··· Records to use ···

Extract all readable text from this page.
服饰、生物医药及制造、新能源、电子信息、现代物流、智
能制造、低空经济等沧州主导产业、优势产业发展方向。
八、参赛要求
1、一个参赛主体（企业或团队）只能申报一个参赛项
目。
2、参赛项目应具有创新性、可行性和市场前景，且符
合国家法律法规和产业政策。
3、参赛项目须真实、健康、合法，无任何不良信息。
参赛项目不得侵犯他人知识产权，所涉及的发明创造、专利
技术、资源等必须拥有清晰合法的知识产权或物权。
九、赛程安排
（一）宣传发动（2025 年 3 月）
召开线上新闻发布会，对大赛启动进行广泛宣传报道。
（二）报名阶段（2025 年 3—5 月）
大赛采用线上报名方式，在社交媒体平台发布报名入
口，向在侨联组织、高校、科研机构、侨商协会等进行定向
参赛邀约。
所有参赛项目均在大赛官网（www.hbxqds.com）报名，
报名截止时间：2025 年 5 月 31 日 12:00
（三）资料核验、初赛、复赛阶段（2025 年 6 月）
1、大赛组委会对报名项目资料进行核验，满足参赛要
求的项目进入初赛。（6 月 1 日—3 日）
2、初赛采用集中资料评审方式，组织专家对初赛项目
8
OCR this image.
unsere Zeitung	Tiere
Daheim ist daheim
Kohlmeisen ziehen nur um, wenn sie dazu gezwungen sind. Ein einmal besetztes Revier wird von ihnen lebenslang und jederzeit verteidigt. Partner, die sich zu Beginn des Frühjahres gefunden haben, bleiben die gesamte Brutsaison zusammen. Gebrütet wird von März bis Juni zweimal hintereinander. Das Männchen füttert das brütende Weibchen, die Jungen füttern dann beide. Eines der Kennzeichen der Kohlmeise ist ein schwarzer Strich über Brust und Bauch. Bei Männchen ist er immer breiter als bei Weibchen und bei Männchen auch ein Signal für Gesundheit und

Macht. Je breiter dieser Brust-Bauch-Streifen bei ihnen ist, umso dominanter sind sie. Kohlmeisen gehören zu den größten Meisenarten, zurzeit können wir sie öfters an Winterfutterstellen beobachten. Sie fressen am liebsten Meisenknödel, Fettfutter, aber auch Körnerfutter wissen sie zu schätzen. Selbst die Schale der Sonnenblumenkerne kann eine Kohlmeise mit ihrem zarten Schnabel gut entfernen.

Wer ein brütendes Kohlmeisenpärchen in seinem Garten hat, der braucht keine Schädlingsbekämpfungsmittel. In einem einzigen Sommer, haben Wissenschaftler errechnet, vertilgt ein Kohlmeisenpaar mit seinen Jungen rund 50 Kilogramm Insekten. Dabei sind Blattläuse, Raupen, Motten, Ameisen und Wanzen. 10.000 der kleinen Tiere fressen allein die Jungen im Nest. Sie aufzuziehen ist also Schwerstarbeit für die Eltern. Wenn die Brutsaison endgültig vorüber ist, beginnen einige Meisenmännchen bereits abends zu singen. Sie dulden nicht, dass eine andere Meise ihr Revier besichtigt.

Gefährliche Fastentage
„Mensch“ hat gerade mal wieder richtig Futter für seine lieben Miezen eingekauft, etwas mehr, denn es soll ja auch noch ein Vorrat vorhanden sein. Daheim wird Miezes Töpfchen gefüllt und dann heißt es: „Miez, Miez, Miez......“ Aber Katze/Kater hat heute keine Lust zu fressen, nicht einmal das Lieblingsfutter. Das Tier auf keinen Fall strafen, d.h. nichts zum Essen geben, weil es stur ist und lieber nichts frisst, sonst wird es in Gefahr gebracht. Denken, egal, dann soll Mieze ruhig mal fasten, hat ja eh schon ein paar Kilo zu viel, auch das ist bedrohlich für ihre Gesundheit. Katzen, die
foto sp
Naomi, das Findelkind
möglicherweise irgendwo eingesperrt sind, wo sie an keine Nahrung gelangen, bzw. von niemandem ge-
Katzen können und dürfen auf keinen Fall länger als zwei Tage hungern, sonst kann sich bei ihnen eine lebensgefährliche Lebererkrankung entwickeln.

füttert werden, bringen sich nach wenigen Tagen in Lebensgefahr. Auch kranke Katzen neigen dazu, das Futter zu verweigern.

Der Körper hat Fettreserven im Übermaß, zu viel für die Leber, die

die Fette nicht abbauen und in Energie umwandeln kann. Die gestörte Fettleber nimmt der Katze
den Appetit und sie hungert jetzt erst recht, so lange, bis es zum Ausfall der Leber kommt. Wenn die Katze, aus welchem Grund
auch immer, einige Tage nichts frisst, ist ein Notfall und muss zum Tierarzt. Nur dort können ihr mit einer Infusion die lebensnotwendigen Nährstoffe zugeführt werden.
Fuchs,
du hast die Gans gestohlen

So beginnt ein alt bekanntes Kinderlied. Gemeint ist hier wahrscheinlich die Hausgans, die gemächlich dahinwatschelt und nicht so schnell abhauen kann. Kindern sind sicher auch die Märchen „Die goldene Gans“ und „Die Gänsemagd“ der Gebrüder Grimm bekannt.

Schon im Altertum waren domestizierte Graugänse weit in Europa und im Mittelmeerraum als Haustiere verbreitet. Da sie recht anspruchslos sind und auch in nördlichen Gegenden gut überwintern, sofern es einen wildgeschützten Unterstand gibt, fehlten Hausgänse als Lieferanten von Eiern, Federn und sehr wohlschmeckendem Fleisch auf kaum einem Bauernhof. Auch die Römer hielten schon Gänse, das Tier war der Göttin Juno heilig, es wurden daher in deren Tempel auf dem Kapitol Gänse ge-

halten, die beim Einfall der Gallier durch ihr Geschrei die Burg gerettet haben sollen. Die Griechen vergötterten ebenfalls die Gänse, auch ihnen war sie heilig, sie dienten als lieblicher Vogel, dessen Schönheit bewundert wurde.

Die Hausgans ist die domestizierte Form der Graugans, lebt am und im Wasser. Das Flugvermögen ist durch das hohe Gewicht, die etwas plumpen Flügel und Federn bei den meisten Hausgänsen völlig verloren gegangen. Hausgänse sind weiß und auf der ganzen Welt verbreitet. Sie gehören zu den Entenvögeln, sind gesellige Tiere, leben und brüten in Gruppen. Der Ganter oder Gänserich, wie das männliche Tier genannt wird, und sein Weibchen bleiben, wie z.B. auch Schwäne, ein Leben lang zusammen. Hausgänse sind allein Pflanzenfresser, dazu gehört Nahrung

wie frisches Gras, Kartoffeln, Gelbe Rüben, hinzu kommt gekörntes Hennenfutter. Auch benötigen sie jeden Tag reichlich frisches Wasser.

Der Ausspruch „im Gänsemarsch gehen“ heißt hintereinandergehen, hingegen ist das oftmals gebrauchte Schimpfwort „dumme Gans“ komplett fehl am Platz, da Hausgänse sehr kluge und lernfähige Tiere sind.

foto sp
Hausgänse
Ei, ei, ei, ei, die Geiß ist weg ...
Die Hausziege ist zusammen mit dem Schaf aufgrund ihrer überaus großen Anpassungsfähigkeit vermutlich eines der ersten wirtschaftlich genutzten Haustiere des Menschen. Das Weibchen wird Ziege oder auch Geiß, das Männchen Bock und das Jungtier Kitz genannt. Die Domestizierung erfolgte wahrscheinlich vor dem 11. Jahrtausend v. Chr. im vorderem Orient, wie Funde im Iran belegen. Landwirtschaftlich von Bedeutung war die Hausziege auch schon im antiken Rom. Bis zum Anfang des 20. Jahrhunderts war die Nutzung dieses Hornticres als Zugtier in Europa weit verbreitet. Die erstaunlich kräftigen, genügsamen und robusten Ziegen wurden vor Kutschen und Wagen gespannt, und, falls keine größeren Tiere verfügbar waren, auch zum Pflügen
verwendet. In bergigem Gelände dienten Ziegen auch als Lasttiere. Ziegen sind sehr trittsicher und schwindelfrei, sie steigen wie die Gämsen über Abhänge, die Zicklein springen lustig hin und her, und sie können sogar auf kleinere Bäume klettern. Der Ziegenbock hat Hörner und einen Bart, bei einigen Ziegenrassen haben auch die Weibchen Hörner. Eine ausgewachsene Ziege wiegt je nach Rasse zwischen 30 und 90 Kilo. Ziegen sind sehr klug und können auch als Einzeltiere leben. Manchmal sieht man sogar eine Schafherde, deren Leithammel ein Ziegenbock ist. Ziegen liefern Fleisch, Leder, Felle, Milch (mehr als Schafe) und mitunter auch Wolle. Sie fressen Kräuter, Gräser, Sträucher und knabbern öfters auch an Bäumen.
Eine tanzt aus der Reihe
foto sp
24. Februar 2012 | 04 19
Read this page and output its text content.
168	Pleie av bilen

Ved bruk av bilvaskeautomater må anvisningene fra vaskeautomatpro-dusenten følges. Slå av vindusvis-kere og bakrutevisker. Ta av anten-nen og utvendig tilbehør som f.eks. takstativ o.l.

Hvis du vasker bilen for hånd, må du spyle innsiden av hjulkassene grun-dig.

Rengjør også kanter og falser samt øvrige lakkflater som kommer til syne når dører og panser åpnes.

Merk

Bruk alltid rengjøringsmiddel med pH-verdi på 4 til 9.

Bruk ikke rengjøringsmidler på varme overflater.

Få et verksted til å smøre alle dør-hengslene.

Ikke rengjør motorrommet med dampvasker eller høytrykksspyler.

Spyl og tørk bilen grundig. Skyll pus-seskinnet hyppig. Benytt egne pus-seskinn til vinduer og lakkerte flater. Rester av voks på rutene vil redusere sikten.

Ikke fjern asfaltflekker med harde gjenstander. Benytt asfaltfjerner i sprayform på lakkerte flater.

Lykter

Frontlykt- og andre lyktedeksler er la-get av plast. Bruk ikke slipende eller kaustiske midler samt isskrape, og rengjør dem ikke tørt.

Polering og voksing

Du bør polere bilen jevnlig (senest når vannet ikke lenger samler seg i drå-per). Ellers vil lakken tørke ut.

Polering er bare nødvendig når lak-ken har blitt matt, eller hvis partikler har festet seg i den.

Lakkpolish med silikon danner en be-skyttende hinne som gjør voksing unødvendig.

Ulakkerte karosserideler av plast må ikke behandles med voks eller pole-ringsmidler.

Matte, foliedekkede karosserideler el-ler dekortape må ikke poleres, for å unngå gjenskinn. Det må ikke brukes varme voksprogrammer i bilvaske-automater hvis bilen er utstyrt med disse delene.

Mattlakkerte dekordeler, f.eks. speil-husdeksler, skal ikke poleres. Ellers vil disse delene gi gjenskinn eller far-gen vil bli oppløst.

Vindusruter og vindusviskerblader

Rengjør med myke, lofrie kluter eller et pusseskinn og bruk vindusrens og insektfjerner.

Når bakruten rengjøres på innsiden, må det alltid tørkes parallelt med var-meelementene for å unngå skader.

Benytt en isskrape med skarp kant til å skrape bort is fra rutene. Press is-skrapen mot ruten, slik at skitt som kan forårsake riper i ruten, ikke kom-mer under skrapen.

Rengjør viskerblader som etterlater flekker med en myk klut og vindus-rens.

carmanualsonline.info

···

**Aim**: Within the material above, find the lines that contain the word "karosserideler"; copy them.

**Answer**:
Ulakkerte karosserideler av plast må ikke behandles med voks eller pole-ringsmidler.
Matte, foliedekkede karosserideler el-ler dekortape må ikke poleres, for å unngå gjenskinn. Det må ikke brukes varme voksprogrammer i bilvaske-automater hvis bilen er utstyrt med disse delene.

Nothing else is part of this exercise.